What to produce –
Locate each line containing the string "Argentina" and copy it out.

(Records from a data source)

··········

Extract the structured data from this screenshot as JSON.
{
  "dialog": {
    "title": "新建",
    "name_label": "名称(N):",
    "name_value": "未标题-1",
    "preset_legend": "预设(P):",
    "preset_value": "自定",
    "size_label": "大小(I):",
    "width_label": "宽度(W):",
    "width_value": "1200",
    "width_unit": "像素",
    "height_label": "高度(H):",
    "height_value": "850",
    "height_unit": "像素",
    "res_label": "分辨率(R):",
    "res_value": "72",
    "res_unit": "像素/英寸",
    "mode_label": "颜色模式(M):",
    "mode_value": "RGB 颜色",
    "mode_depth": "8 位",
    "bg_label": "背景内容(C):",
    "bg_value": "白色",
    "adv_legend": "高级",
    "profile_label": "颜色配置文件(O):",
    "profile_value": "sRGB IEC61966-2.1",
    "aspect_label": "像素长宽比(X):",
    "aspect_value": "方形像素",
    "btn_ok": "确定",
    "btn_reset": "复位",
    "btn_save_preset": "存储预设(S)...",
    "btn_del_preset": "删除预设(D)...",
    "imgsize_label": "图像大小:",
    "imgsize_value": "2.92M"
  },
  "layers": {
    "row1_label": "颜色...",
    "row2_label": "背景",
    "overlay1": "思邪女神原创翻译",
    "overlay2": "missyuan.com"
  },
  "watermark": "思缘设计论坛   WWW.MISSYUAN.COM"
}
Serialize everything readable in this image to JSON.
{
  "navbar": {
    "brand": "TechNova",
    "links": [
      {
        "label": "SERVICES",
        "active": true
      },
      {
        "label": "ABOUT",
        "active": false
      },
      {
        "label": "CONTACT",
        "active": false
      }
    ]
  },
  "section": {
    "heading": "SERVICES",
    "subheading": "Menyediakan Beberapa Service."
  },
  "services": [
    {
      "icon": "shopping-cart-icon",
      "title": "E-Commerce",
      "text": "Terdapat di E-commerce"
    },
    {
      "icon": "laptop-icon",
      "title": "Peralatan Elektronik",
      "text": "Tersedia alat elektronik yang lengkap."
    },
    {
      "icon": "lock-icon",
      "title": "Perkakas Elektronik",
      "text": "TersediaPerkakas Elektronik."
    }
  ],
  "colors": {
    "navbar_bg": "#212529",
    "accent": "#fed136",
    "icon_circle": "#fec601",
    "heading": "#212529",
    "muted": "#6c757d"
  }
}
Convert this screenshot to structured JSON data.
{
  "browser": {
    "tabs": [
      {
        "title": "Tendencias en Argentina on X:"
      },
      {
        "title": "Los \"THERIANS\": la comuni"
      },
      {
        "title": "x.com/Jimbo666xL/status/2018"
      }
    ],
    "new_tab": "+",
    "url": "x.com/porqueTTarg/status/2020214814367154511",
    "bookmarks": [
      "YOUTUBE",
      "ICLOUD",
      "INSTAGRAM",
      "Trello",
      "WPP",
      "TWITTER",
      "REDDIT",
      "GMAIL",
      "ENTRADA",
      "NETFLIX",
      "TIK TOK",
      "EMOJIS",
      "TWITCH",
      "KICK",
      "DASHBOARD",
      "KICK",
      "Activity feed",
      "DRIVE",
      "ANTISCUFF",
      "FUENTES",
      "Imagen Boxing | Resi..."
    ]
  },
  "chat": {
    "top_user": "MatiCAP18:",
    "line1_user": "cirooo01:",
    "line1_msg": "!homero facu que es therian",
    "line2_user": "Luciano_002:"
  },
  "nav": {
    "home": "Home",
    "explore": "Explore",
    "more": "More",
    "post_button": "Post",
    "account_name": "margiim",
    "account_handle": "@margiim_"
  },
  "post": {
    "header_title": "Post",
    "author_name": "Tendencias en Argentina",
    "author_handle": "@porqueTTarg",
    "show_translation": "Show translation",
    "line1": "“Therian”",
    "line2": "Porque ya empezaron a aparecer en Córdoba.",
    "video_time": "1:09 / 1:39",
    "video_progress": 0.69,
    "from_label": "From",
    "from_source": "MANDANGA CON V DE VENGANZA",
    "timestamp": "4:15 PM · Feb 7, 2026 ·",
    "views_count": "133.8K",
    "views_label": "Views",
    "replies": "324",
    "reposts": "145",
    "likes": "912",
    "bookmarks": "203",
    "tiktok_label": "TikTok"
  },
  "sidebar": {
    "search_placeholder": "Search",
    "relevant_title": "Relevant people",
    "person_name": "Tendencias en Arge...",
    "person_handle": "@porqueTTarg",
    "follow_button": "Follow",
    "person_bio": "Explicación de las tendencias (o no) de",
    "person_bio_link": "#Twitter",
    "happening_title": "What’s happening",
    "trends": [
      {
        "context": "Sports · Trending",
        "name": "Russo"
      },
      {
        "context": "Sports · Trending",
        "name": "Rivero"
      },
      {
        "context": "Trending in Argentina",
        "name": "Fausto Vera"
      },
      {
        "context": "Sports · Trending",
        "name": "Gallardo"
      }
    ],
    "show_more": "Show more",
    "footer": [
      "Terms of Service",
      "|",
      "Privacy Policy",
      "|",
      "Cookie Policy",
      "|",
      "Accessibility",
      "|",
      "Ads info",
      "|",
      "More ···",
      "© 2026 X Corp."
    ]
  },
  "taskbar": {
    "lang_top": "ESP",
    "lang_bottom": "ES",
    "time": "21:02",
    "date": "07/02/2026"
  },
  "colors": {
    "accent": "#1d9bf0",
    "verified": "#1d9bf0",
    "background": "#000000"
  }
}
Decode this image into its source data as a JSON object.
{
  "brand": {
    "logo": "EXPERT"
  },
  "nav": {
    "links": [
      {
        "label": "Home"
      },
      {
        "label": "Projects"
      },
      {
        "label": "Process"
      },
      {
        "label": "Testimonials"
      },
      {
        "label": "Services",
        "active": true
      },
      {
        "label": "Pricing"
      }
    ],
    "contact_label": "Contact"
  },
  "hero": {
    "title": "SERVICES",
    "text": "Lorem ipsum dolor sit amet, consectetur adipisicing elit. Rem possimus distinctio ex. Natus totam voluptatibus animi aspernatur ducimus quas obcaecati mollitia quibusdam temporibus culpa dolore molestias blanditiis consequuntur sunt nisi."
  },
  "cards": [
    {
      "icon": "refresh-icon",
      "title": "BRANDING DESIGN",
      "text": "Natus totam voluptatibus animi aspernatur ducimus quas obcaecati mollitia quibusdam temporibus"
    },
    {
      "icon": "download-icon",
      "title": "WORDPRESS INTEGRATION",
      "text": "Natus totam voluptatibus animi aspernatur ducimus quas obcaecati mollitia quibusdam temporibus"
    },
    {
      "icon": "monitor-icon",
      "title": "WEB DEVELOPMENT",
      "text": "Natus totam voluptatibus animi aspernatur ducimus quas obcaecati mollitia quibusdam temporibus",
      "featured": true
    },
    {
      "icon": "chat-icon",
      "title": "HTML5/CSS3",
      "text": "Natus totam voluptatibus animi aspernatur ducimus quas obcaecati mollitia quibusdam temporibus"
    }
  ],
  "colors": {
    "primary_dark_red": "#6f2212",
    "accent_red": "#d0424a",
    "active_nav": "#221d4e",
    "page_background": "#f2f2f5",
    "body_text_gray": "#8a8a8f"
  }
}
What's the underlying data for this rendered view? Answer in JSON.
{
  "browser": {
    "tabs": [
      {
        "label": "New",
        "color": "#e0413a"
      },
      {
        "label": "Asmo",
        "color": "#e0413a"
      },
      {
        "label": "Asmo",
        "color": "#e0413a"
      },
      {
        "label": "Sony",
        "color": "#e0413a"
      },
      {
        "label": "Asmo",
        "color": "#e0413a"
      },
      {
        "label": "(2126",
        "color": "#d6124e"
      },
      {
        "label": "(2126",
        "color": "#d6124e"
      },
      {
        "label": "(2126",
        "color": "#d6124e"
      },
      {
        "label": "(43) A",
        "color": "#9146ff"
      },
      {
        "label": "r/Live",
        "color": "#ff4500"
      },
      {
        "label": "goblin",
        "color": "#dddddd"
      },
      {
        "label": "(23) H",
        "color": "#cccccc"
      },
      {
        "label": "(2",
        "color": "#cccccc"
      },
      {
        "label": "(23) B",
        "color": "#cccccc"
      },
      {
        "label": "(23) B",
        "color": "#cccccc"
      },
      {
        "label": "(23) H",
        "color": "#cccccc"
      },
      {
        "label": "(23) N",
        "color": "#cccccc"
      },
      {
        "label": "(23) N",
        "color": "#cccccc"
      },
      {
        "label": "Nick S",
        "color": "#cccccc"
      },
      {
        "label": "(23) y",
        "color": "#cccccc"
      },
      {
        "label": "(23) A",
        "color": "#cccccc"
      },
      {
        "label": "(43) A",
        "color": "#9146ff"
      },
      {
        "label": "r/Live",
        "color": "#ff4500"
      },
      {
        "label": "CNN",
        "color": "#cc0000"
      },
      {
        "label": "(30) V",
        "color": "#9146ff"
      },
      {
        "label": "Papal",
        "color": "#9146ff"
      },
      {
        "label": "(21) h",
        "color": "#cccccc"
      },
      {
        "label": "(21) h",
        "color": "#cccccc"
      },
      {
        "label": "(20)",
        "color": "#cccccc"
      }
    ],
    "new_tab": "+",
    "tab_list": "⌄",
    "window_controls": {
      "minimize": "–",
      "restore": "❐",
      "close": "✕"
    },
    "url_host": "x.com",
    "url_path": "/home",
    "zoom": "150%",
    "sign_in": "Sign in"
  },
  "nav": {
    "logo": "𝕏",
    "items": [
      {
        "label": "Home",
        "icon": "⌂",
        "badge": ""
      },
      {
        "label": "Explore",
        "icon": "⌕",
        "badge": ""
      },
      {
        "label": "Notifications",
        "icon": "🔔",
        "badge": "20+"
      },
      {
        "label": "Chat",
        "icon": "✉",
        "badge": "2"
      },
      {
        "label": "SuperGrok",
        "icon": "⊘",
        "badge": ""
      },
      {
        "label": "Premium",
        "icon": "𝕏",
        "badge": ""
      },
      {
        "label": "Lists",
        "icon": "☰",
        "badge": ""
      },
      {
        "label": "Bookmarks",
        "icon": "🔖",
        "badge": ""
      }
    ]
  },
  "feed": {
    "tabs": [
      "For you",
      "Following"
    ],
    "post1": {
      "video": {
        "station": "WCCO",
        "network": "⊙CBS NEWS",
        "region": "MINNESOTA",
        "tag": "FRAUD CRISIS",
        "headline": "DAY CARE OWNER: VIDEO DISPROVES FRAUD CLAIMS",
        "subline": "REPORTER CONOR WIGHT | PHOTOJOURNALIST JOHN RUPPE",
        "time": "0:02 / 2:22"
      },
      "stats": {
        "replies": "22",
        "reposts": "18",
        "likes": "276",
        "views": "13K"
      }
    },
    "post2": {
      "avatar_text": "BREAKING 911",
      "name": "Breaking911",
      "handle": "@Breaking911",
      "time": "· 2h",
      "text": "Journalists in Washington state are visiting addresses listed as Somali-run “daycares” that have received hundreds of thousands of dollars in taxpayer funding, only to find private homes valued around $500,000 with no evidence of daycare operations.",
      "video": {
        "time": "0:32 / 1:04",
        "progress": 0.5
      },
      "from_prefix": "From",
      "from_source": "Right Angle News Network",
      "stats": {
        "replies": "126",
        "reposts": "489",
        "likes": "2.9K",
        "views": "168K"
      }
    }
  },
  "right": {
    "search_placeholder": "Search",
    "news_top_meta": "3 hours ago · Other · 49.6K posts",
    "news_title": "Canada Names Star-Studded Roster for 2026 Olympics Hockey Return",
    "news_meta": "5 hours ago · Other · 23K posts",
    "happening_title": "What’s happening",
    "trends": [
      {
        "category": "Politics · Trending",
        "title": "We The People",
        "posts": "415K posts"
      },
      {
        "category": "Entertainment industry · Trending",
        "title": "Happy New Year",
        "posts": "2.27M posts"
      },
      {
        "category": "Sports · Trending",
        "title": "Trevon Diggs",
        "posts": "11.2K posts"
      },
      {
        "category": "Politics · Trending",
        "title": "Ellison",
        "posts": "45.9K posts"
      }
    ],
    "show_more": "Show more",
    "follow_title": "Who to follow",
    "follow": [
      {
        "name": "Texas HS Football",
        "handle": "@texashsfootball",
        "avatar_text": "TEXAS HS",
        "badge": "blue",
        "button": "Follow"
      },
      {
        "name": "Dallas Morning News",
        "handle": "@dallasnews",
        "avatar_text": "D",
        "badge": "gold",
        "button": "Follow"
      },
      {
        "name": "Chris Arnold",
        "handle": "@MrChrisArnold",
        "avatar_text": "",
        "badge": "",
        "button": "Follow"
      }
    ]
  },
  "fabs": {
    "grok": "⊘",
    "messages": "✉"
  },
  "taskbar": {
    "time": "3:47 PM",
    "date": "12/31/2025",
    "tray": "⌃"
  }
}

··········

Solution to this exercise –
        "title": "Tendencias en Argentina on X:"
    "author_name": "Tendencias en Argentina",
        "context": "Trending in Argentina",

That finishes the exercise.